### Challenge
Find and copy lines holding "made".

[Dataset items]
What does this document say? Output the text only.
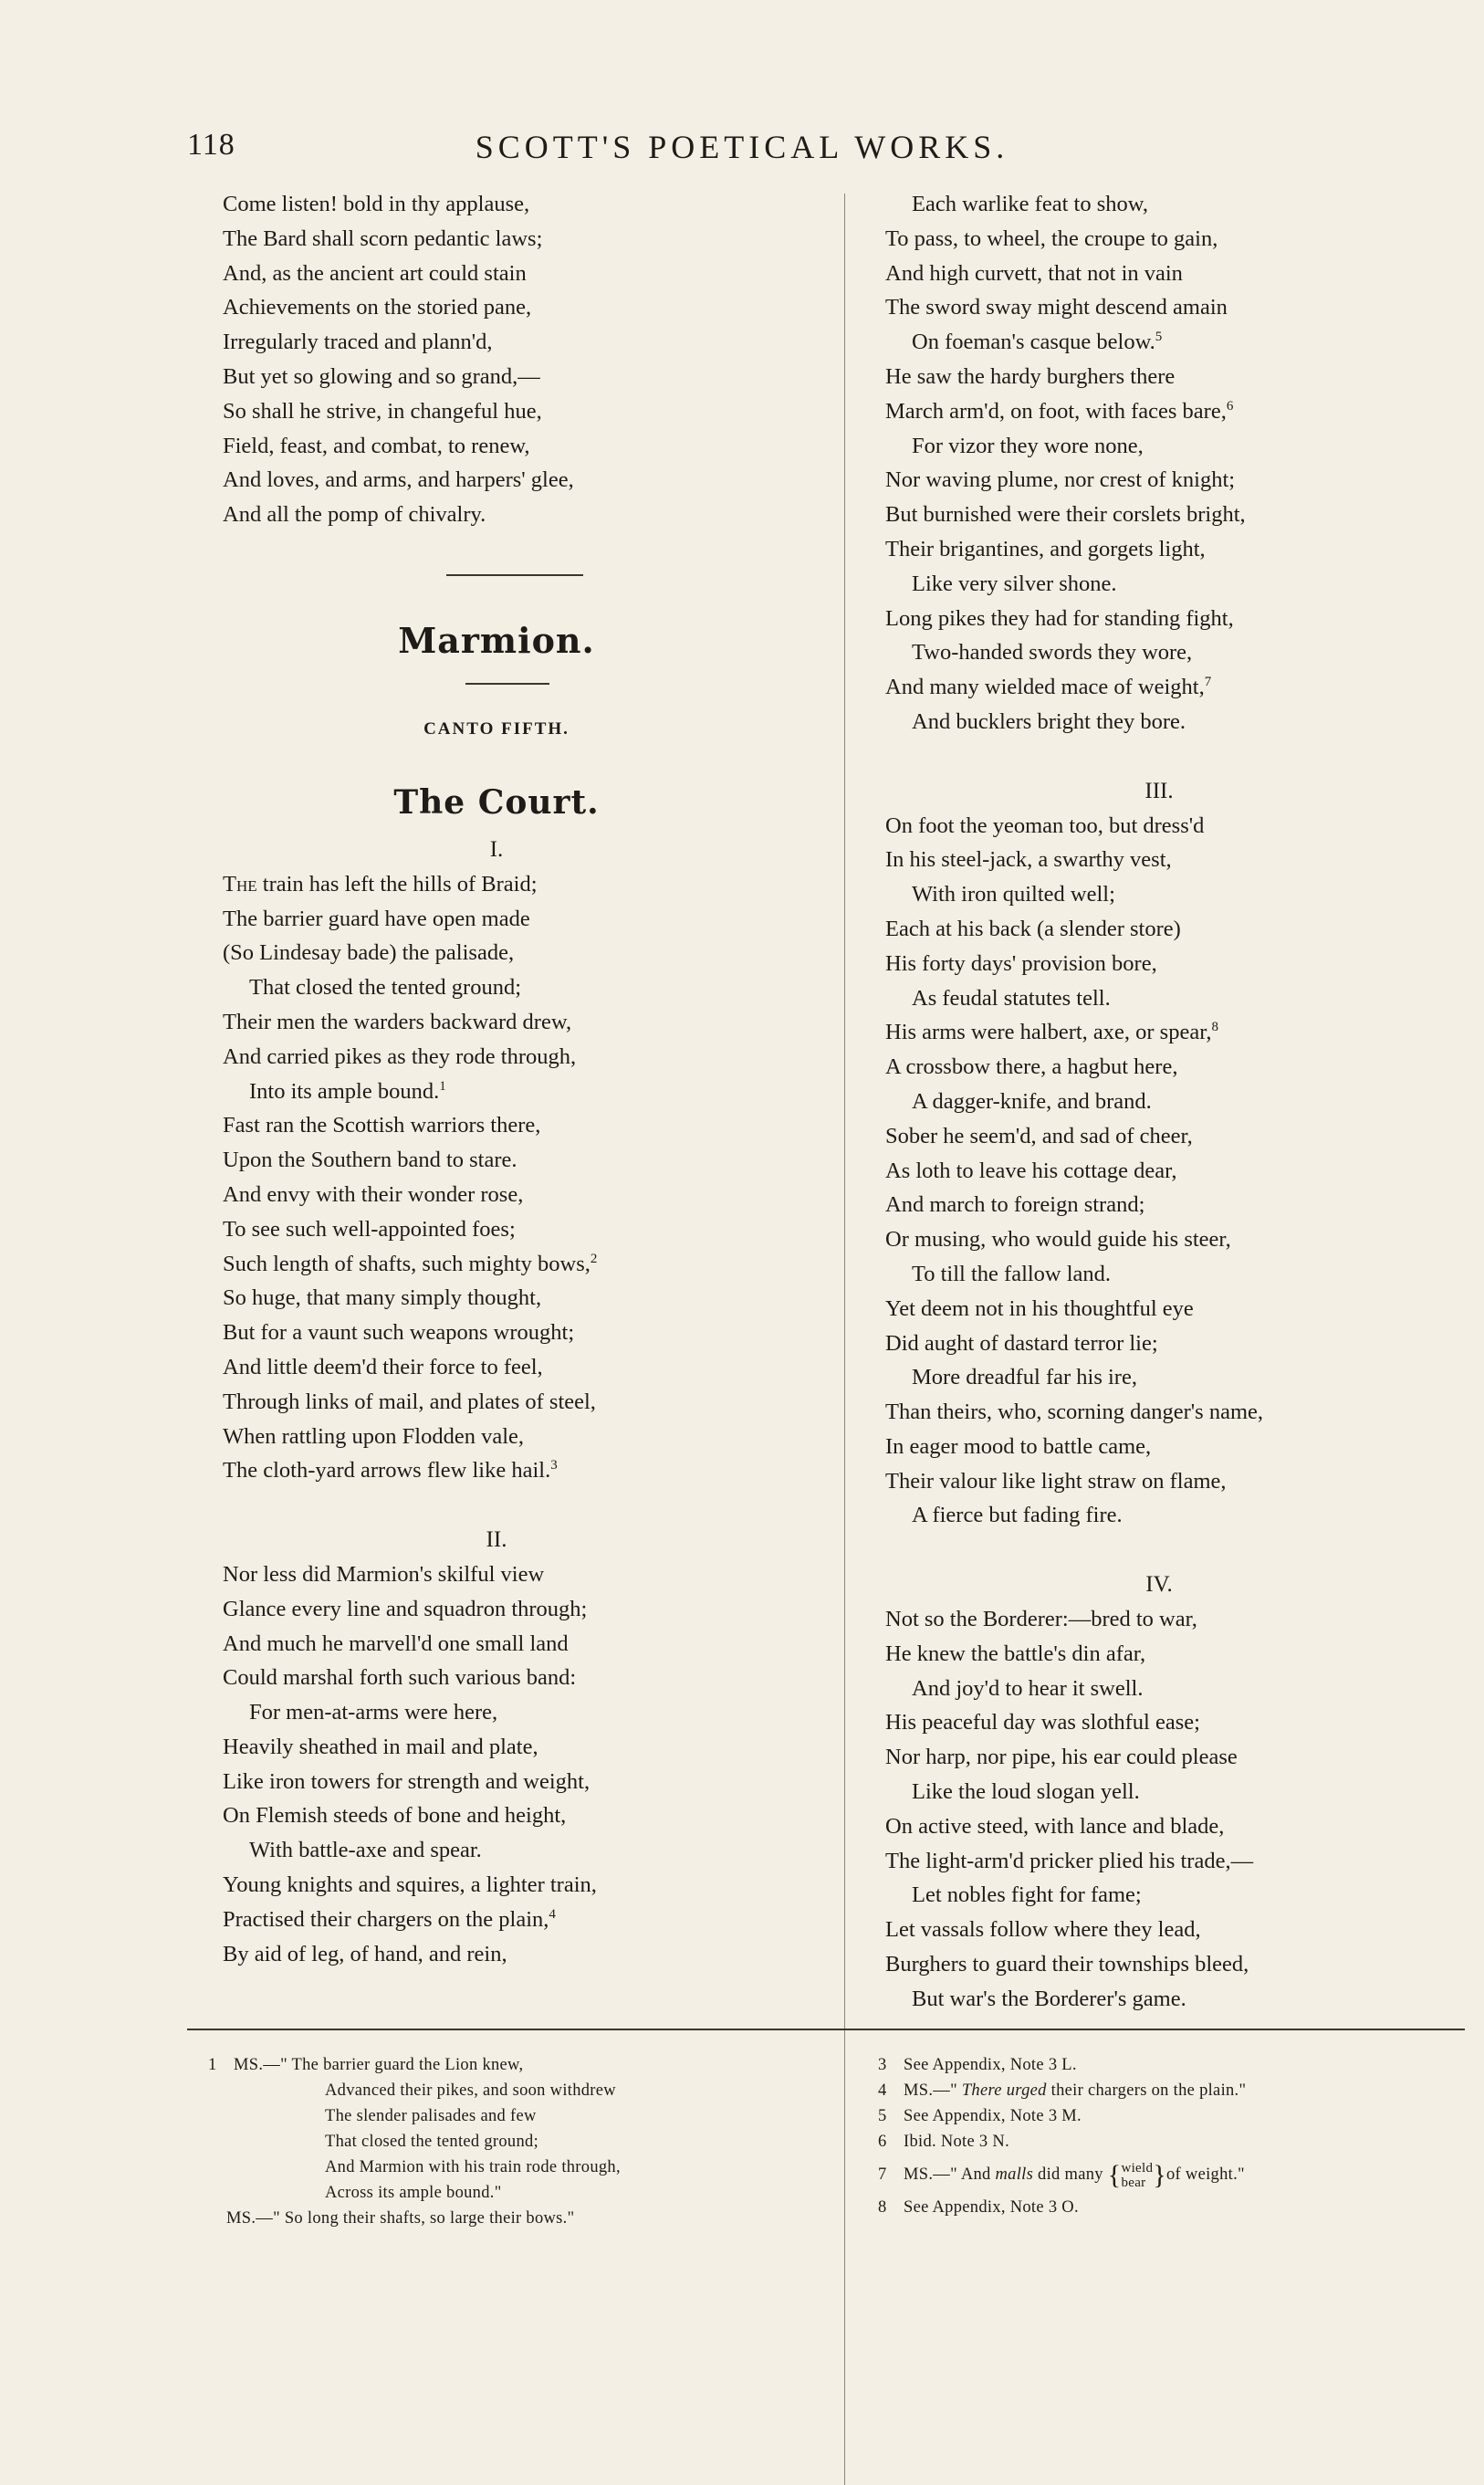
118	SCOTT'S POETICAL WORKS.
Come listen! bold in thy applause,
The Bard shall scorn pedantic laws;
And, as the ancient art could stain
Achievements on the storied pane,
Irregularly traced and plann'd,
But yet so glowing and so grand,—
So shall he strive, in changeful hue,
Field, feast, and combat, to renew,
And loves, and arms, and harpers' glee,
And all the pomp of chivalry.
Marmion.
CANTO FIFTH.
The Court.
I.
The train has left the hills of Braid;
The barrier guard have open made
(So Lindesay bade) the palisade,
That closed the tented ground;
Their men the warders backward drew,
And carried pikes as they rode through,
Into its ample bound.$^1$
Fast ran the Scottish warriors there,
Upon the Southern band to stare.
And envy with their wonder rose,
To see such well-appointed foes;
Such length of shafts, such mighty bows,$^2$
So huge, that many simply thought,
But for a vaunt such weapons wrought;
And little deem'd their force to feel,
Through links of mail, and plates of steel,
When rattling upon Flodden vale,
The cloth-yard arrows flew like hail.$^3$
II.
Nor less did Marmion's skilful view
Glance every line and squadron through;
And much he marvell'd one small land
Could marshal forth such various band:
For men-at-arms were here,
Heavily sheathed in mail and plate,
Like iron towers for strength and weight,
On Flemish steeds of bone and height,
With battle-axe and spear.
Young knights and squires, a lighter train,
Practised their chargers on the plain,$^4$
By aid of leg, of hand, and rein,
Each warlike feat to show,
To pass, to wheel, the croupe to gain,
And high curvett, that not in vain
The sword sway might descend amain
On foeman's casque below.$^5$
He saw the hardy burghers there
March arm'd, on foot, with faces bare,$^6$
For vizor they wore none,
Nor waving plume, nor crest of knight;
But burnished were their corslets bright,
Their brigantines, and gorgets light,
Like very silver shone.
Long pikes they had for standing fight,
Two-handed swords they wore,
And many wielded mace of weight,$^7$
And bucklers bright they bore.
III.
On foot the yeoman too, but dress'd
In his steel-jack, a swarthy vest,
With iron quilted well;
Each at his back (a slender store)
His forty days' provision bore,
As feudal statutes tell.
His arms were halbert, axe, or spear,$^8$
A crossbow there, a hagbut here,
A dagger-knife, and brand.
Sober he seem'd, and sad of cheer,
As loth to leave his cottage dear,
And march to foreign strand;
Or musing, who would guide his steer,
To till the fallow land.
Yet deem not in his thoughtful eye
Did aught of dastard terror lie;
More dreadful far his ire,
Than theirs, who, scorning danger's name,
In eager mood to battle came,
Their valour like light straw on flame,
A fierce but fading fire.
IV.
Not so the Borderer:—bred to war,
He knew the battle's din afar,
And joy'd to hear it swell.
His peaceful day was slothful ease;
Nor harp, nor pipe, his ear could please
Like the loud slogan yell.
On active steed, with lance and blade,
The light-arm'd pricker plied his trade,—
Let nobles fight for fame;
Let vassals follow where they lead,
Burghers to guard their townships bleed,
But war's the Borderer's game.
1 MS.—" The barrier guard the Lion knew,
Advanced their pikes, and soon withdrew
The slender palisades and few
That closed the tented ground;
And Marmion with his train rode through,
Across its ample bound."
MS.—" So long their shafts, so large their bows."
3 See Appendix, Note 3 L.
4 MS.—" There urged their chargers on the plain."
5 See Appendix, Note 3 M.
6 Ibid. Note 3 N.
7 MS.—" And malls did many { wield
bear }of weight."
8 See Appendix, Note 3 O.
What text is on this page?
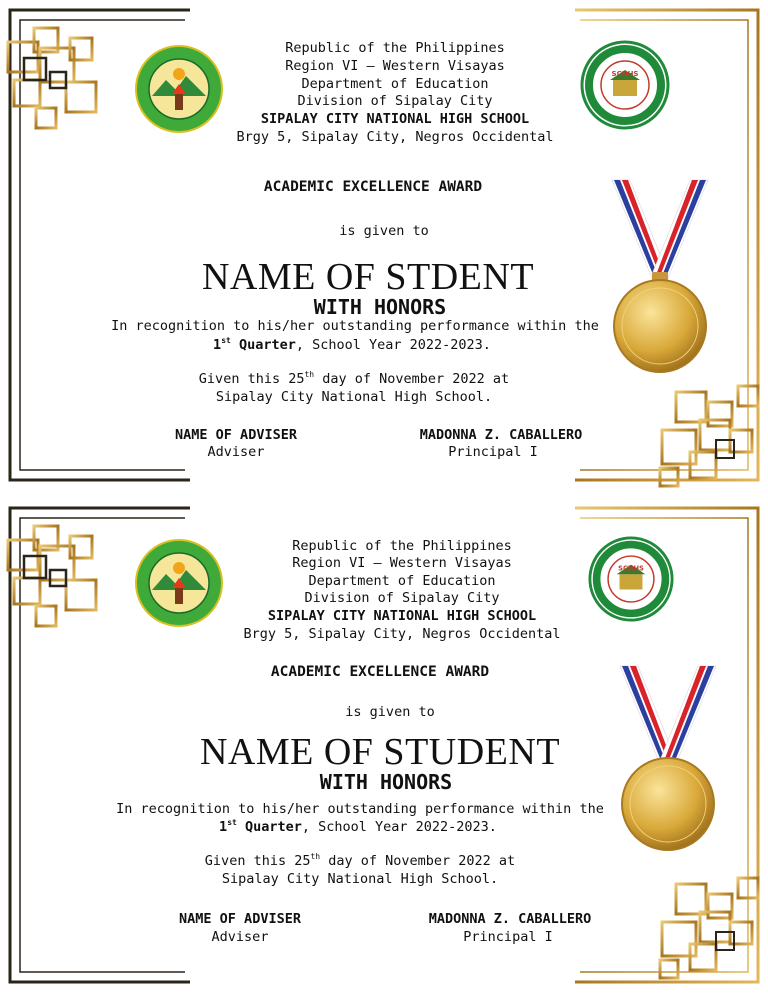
SCNHS
Republic of the Philippines
Region VI – Western Visayas
Department of Education
Division of Sipalay City
SIPALAY CITY NATIONAL HIGH SCHOOL
Brgy 5, Sipalay City, Negros Occidental
ACADEMIC EXCELLENCE AWARD
is given to
NAME OF STDENT
WITH HONORS
In recognition to his/her outstanding performance within the
1st Quarter, School Year 2022-2023.
Given this 25th day of November 2022 at
Sipalay City National High School.
NAME OF ADVISER
Adviser
MADONNA Z. CABALLERO
Principal I
SCNHS
Republic of the Philippines
Region VI – Western Visayas
Department of Education
Division of Sipalay City
SIPALAY CITY NATIONAL HIGH SCHOOL
Brgy 5, Sipalay City, Negros Occidental
ACADEMIC EXCELLENCE AWARD
is given to
NAME OF STUDENT
WITH HONORS
In recognition to his/her outstanding performance within the
1st Quarter, School Year 2022-2023.
Given this 25th day of November 2022 at
Sipalay City National High School.
NAME OF ADVISER
Adviser
MADONNA Z. CABALLERO
Principal I
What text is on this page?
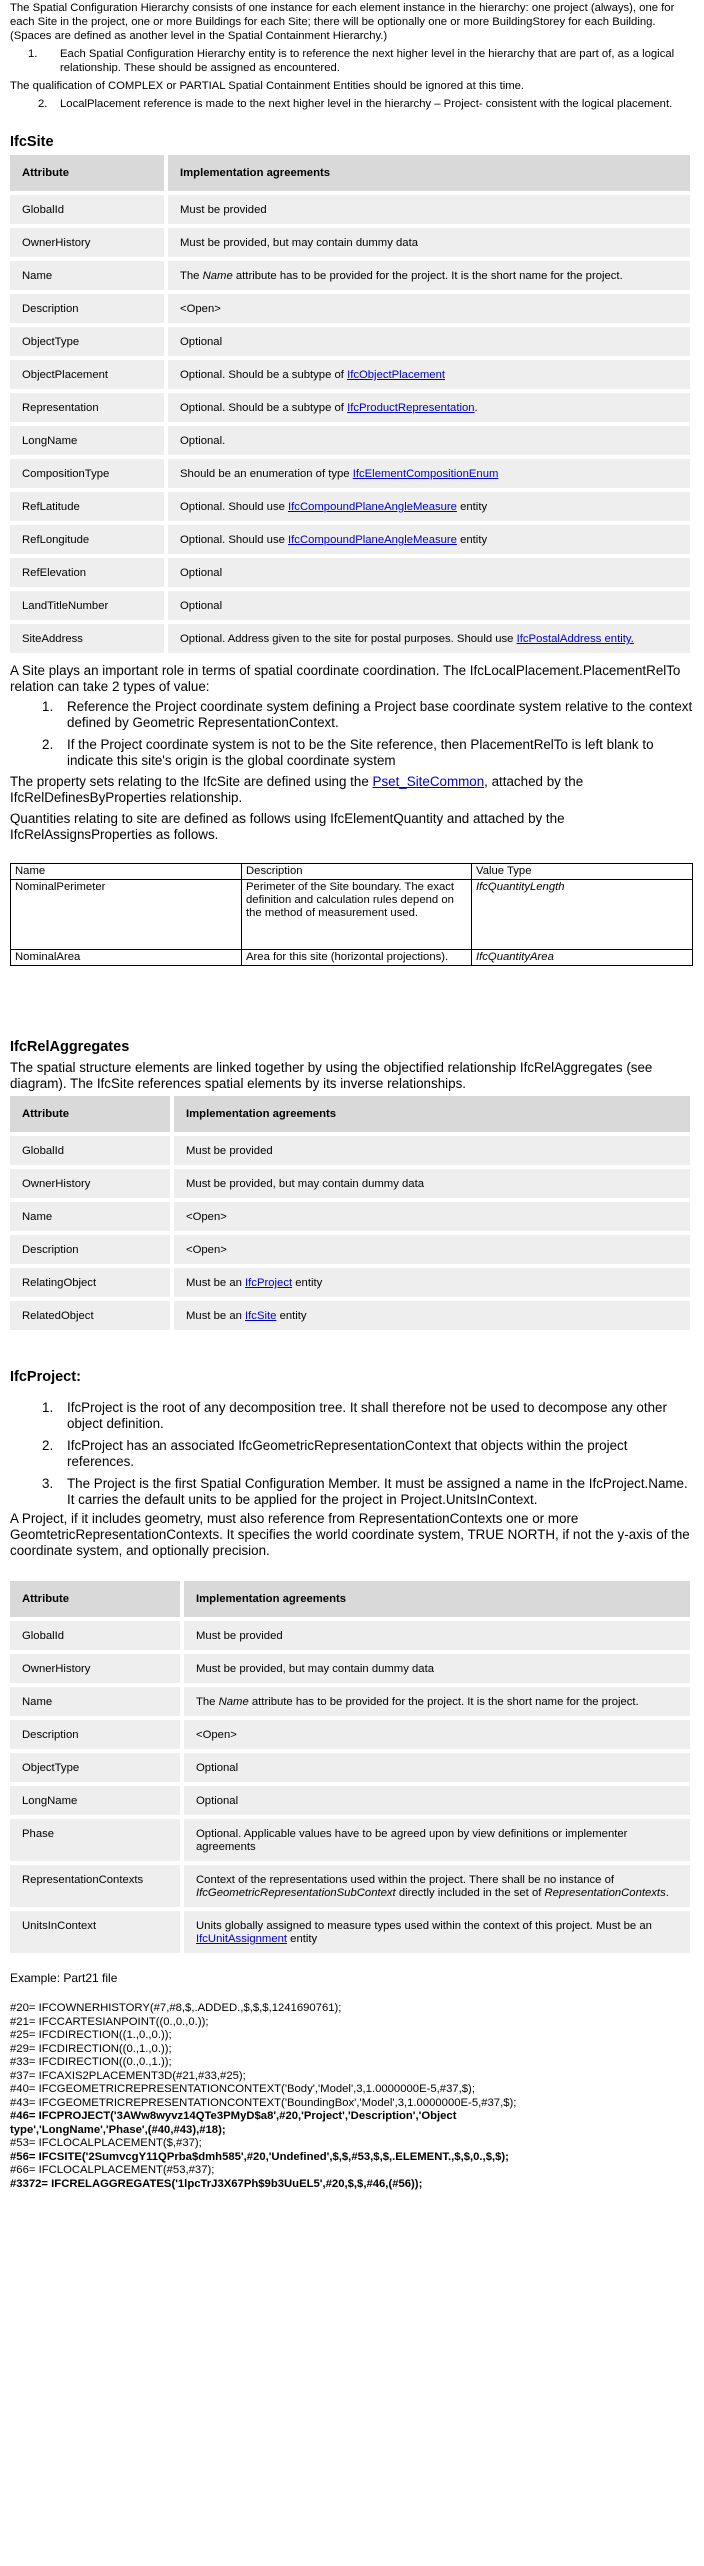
The Spatial Configuration Hierarchy consists of one instance for each element instance in the hierarchy: one project (always), one for each Site in the project, one or more Buildings for each Site; there will be optionally one or more BuildingStorey for each Building. (Spaces are defined as another level in the Spatial Containment Hierarchy.)

1. Each Spatial Configuration Hierarchy entity is to reference the next higher level in the hierarchy that are part of, as a logical relationship. These should be assigned as encountered.

The qualification of COMPLEX or PARTIAL Spatial Containment Entities should be ignored at this time.

2. LocalPlacement reference is made to the next higher level in the hierarchy – Project- consistent with the logical placement.
IfcSite
Attribute	Implementation agreements
GlobalId	Must be provided
OwnerHistory	Must be provided, but may contain dummy data
Name	The Name attribute has to be provided for the project. It is the short name for the project.
Description	<Open>
ObjectType	Optional
ObjectPlacement	Optional. Should be a subtype of IfcObjectPlacement
Representation	Optional. Should be a subtype of IfcProductRepresentation.
LongName	Optional.
CompositionType	Should be an enumeration of type IfcElementCompositionEnum
RefLatitude	Optional. Should use IfcCompoundPlaneAngleMeasure entity
RefLongitude	Optional. Should use IfcCompoundPlaneAngleMeasure entity
RefElevation	Optional
LandTitleNumber	Optional
SiteAddress	Optional. Address given to the site for postal purposes. Should use IfcPostalAddress entity.

A Site plays an important role in terms of spatial coordinate coordination. The IfcLocalPlacement.PlacementRelTo relation can take 2 types of value:

1. Reference the Project coordinate system defining a Project base coordinate system relative to the context defined by Geometric RepresentationContext.
2. If the Project coordinate system is not to be the Site reference, then PlacementRelTo is left blank to indicate this site's origin is the global coordinate system

The property sets relating to the IfcSite are defined using the Pset_SiteCommon, attached by the IfcRelDefinesByProperties relationship.

Quantities relating to site are defined as follows using IfcElementQuantity and attached by the IfcRelAssignsProperties as follows.

Name	Description	Value Type
NominalPerimeter	Perimeter of the Site boundary. The exact definition and calculation rules depend on the method of measurement used.	IfcQuantityLength
NominalArea	Area for this site (horizontal projections).	IfcQuantityArea
IfcRelAggregates

The spatial structure elements are linked together by using the objectified relationship IfcRelAggregates (see diagram). The IfcSite references spatial elements by its inverse relationships.

Attribute	Implementation agreements
GlobalId	Must be provided
OwnerHistory	Must be provided, but may contain dummy data
Name	<Open>
Description	<Open>
RelatingObject	Must be an IfcProject entity
RelatedObject	Must be an IfcSite entity
IfcProject:
1. IfcProject is the root of any decomposition tree. It shall therefore not be used to decompose any other object definition.
2. IfcProject has an associated IfcGeometricRepresentationContext that objects within the project references.
3. The Project is the first Spatial Configuration Member. It must be assigned a name in the IfcProject.Name. It carries the default units to be applied for the project in Project.UnitsInContext.

A Project, if it includes geometry, must also reference from RepresentationContexts one or more GeomtetricRepresentationContexts. It specifies the world coordinate system, TRUE NORTH, if not the y-axis of the coordinate system, and optionally precision.

Attribute	Implementation agreements
GlobalId	Must be provided
OwnerHistory	Must be provided, but may contain dummy data
Name	The Name attribute has to be provided for the project. It is the short name for the project.
Description	<Open>
ObjectType	Optional
LongName	Optional
Phase	Optional. Applicable values have to be agreed upon by view definitions or implementer agreements
RepresentationContexts	Context of the representations used within the project. There shall be no instance of IfcGeometricRepresentationSubContext directly included in the set of RepresentationContexts.
UnitsInContext	Units globally assigned to measure types used within the context of this project. Must be an IfcUnitAssignment entity

Example: Part21 file

#20= IFCOWNERHISTORY(#7,#8,$,.ADDED.,$,$,$,1241690761);
#21= IFCCARTESIANPOINT((0.,0.,0.));
#25= IFCDIRECTION((1.,0.,0.));
#29= IFCDIRECTION((0.,1.,0.));
#33= IFCDIRECTION((0.,0.,1.));
#37= IFCAXIS2PLACEMENT3D(#21,#33,#25);
#40= IFCGEOMETRICREPRESENTATIONCONTEXT('Body','Model',3,1.0000000E-5,#37,$);
#43= IFCGEOMETRICREPRESENTATIONCONTEXT('BoundingBox','Model',3,1.0000000E-5,#37,$);
#46= IFCPROJECT('3AWw8wyvz14QTe3PMyD$a8',#20,'Project','Description','Object
type','LongName','Phase',(#40,#43),#18);
#53= IFCLOCALPLACEMENT($,#37);
#56= IFCSITE('2SumvcgY11QPrba$dmh585',#20,'Undefined',$,$,#53,$,$,.ELEMENT.,$,$,0.,$,$);
#66= IFCLOCALPLACEMENT(#53,#37);
#3372= IFCRELAGGREGATES('1lpcTrJ3X67Ph$9b3UuEL5',#20,$,$,#46,(#56));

### Full response
The barrier guard have open made
2. LocalPlacement reference is made to the next higher level in the hierarchy – Project- consistent with the logical placement.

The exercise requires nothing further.